[Extracted records]
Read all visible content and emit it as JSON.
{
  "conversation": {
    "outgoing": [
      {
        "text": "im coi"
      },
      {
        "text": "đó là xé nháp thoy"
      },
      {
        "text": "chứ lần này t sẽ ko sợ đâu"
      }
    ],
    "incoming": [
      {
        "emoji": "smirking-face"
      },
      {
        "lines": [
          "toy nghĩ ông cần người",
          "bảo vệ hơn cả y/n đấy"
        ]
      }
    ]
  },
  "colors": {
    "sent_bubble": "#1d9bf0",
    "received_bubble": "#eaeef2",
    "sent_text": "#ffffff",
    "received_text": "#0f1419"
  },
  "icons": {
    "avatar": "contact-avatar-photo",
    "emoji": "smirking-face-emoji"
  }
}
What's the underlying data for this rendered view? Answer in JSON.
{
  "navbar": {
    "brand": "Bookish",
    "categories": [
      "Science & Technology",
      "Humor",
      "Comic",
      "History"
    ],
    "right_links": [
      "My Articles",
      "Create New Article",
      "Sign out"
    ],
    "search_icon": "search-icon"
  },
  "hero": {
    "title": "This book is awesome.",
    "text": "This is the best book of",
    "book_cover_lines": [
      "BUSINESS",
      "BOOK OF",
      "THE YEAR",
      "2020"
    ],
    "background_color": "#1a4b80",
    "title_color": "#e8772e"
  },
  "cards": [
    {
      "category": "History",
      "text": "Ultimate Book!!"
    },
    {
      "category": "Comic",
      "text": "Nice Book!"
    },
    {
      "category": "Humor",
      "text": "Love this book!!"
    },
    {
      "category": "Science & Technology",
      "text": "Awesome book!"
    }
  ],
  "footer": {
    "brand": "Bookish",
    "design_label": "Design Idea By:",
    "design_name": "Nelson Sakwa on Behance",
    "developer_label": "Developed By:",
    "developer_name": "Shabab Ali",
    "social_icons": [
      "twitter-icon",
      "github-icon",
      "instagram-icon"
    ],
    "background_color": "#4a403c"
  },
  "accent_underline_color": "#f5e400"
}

### WHAT NEEDS TO BE DONE
Pick each line holding the word "emoji" out of the data and copy it.

### ANSWER IN FULL
        "emoji": "smirking-face"
    "emoji": "smirking-face-emoji"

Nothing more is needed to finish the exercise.